━━ Listed entries ━━
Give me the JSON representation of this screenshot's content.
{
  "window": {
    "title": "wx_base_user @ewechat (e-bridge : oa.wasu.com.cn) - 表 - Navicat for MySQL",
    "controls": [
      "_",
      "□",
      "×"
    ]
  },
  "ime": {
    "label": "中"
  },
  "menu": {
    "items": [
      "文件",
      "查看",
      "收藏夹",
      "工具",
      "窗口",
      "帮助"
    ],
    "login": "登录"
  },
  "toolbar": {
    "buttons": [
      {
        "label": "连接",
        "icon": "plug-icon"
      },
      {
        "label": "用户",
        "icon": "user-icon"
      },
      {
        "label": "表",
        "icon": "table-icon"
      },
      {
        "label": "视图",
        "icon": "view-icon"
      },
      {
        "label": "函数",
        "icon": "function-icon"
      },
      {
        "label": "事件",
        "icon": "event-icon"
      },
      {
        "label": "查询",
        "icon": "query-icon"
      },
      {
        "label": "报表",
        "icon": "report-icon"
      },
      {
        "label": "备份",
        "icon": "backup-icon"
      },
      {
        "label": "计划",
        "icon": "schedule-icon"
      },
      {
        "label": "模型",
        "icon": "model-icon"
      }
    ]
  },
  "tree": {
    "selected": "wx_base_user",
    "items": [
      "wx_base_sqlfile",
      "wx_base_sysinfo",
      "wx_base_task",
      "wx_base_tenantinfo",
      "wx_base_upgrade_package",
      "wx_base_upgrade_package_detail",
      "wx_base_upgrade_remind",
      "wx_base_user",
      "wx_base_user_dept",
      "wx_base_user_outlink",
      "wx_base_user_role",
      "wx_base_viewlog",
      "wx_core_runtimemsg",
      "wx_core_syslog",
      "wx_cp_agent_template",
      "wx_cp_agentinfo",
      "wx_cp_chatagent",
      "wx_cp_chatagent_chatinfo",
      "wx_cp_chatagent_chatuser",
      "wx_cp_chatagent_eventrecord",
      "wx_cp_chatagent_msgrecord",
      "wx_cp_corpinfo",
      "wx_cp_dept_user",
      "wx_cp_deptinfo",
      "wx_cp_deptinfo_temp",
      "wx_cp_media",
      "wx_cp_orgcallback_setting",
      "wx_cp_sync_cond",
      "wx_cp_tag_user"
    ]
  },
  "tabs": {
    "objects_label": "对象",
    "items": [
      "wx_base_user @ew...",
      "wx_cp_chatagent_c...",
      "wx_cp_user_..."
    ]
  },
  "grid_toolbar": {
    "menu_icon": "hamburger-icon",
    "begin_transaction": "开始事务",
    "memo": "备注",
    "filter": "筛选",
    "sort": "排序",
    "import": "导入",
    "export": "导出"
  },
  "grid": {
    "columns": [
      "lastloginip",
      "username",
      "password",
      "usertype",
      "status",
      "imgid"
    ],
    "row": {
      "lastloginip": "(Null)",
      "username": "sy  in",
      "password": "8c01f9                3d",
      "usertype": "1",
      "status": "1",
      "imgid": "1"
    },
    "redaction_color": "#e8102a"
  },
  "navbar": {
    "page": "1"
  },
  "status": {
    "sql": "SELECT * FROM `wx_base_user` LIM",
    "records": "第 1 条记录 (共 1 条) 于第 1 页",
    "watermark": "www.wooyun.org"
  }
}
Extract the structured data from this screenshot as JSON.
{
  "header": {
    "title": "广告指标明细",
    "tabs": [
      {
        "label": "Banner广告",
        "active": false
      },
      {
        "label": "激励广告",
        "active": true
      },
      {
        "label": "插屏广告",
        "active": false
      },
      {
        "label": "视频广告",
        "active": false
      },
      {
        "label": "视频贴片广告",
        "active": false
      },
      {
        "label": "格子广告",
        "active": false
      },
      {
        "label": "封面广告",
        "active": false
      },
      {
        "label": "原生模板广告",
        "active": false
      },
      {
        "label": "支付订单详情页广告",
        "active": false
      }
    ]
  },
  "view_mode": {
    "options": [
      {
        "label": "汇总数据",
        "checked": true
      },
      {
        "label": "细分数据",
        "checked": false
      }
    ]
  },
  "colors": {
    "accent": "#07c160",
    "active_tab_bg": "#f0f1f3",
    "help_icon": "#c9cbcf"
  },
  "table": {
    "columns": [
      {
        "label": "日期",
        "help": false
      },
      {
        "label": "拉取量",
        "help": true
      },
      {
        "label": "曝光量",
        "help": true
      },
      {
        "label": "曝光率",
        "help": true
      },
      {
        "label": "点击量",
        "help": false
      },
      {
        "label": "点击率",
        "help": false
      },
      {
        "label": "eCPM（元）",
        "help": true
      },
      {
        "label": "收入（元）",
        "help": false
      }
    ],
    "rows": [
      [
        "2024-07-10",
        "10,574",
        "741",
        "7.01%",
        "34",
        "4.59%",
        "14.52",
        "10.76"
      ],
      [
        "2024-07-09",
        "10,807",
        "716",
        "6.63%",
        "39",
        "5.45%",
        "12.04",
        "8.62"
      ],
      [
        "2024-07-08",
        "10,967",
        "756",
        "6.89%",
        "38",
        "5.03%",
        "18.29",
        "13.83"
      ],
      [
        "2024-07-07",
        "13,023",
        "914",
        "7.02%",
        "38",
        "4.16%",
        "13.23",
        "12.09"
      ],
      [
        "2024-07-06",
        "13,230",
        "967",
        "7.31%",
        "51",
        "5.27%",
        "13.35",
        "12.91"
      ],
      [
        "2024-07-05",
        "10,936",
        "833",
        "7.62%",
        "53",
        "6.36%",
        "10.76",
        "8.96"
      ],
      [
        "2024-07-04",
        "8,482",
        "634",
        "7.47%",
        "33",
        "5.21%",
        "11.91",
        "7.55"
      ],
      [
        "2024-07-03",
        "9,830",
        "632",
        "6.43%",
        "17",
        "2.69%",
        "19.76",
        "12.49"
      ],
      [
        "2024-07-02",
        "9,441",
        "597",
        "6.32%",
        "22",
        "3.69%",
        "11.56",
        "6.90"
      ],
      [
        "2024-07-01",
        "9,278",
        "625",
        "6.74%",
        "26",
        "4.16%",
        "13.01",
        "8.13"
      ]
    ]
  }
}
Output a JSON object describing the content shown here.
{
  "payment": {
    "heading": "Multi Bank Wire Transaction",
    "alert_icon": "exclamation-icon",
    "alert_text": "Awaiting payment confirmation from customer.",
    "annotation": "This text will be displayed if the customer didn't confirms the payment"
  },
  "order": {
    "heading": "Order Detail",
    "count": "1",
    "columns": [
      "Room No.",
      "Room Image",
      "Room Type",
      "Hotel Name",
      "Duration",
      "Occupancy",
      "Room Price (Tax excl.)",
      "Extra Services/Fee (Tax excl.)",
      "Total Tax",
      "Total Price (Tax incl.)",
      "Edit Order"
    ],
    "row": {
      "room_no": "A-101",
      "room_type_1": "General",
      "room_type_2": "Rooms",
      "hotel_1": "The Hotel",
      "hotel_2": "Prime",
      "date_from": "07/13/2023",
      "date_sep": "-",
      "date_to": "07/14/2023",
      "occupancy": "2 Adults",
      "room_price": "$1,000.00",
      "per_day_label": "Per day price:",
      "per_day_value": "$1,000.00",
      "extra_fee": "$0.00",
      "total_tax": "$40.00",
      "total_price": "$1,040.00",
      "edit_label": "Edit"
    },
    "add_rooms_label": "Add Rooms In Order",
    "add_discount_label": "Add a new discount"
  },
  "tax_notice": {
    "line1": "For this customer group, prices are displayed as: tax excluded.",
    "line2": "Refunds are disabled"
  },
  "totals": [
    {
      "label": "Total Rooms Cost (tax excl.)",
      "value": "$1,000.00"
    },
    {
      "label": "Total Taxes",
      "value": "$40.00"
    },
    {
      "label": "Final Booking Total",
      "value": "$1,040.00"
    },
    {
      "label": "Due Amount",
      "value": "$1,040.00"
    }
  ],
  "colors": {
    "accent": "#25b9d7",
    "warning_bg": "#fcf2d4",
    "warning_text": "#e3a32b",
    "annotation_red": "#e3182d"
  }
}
━━━
• Brief:
Tally how many lines of the data include the word "customer". Write the number and nothing else.

• Solution below:
3